# start of ENTRIES SUPPLIED
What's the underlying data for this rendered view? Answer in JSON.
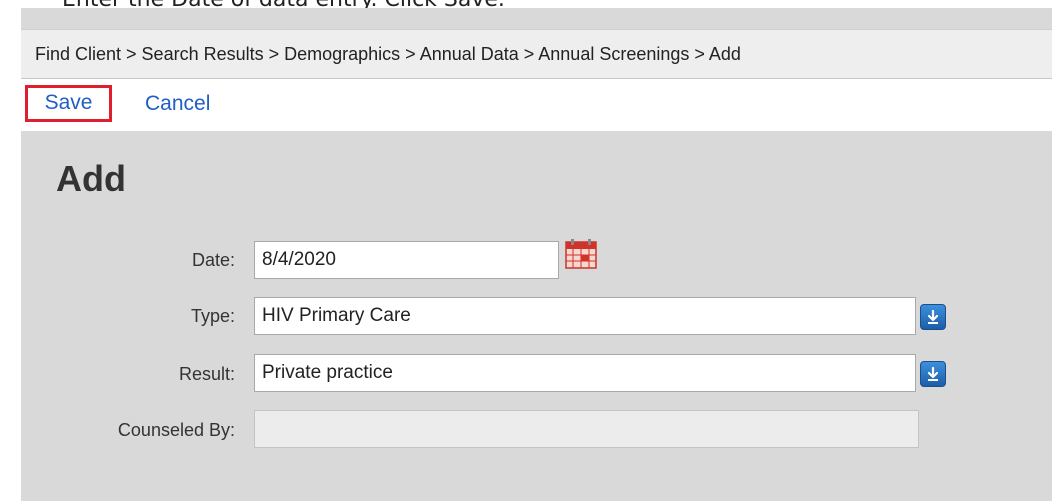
{
  "caption": "Enter the Date of data entry. Click Save.",
  "breadcrumb": "Find Client > Search Results > Demographics > Annual Data > Annual Screenings > Add",
  "toolbar": {
    "save_label": "Save",
    "cancel_label": "Cancel"
  },
  "page_title": "Add",
  "form": {
    "date": {
      "label": "Date:",
      "value": "8/4/2020"
    },
    "type": {
      "label": "Type:",
      "value": "HIV Primary Care"
    },
    "result": {
      "label": "Result:",
      "value": "Private practice"
    },
    "counseled_by": {
      "label": "Counseled By:",
      "value": ""
    }
  },
  "icons": {
    "calendar": "calendar-icon",
    "dropdown": "download-arrow-icon"
  },
  "colors": {
    "link": "#1f5fc4",
    "highlight": "#e01e2e",
    "background": "#d9d9d9",
    "dropdown": "#2a72c2"
  }
}
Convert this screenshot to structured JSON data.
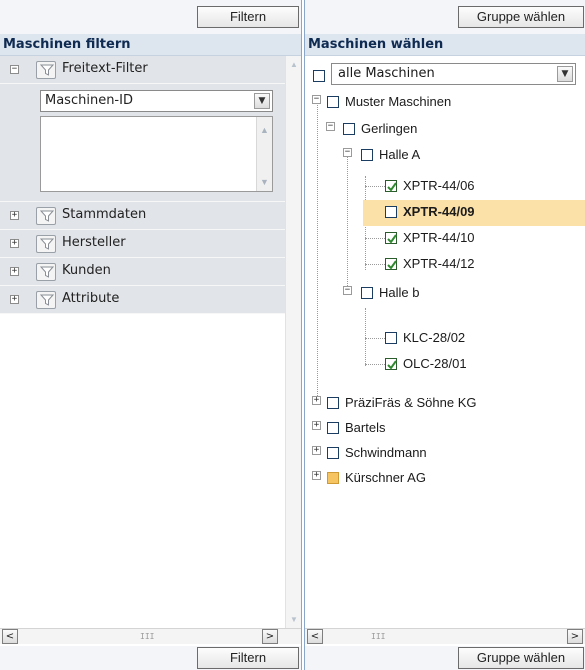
{
  "left": {
    "top_button": "Filtern",
    "title": "Maschinen filtern",
    "groups": [
      {
        "label": "Freitext-Filter",
        "expanded": true
      },
      {
        "label": "Stammdaten",
        "expanded": false
      },
      {
        "label": "Hersteller",
        "expanded": false
      },
      {
        "label": "Kunden",
        "expanded": false
      },
      {
        "label": "Attribute",
        "expanded": false
      }
    ],
    "freitext_select": "Maschinen-ID",
    "freitext_textarea": "",
    "bottom_button": "Filtern",
    "icons": {
      "expanded": "minus-icon",
      "collapsed": "plus-icon",
      "filter": "funnel-icon",
      "dropdown": "chevron-down-icon"
    }
  },
  "right": {
    "top_button": "Gruppe wählen",
    "title": "Maschinen wählen",
    "all_select": "alle Maschinen",
    "tree": [
      {
        "label": "Muster Maschinen",
        "state": "unchecked"
      },
      {
        "label": "Gerlingen",
        "state": "unchecked"
      },
      {
        "label": "Halle A",
        "state": "unchecked"
      },
      {
        "label": "XPTR-44/06",
        "state": "checked"
      },
      {
        "label": "XPTR-44/09",
        "state": "unchecked",
        "selected": true
      },
      {
        "label": "XPTR-44/10",
        "state": "checked"
      },
      {
        "label": "XPTR-44/12",
        "state": "checked"
      },
      {
        "label": "Halle b",
        "state": "unchecked"
      },
      {
        "label": "KLC-28/02",
        "state": "unchecked"
      },
      {
        "label": "OLC-28/01",
        "state": "checked"
      },
      {
        "label": "PräziFräs & Söhne KG",
        "state": "unchecked"
      },
      {
        "label": "Bartels",
        "state": "unchecked"
      },
      {
        "label": "Schwindmann",
        "state": "unchecked"
      },
      {
        "label": "Kürschner AG",
        "state": "partial"
      }
    ],
    "bottom_button": "Gruppe wählen",
    "colors": {
      "selected_row": "#fbe0a8",
      "partial_checkbox": "#f6c561",
      "check_mark": "#2f8a2f"
    }
  }
}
# end of ENTRIES SUPPLIED
▸ **WHAT IS BEING ASKED**
Tally the lines above that contain the word "Gruppe", and reply with only the number.

▸ **WRITTEN ANSWER**
2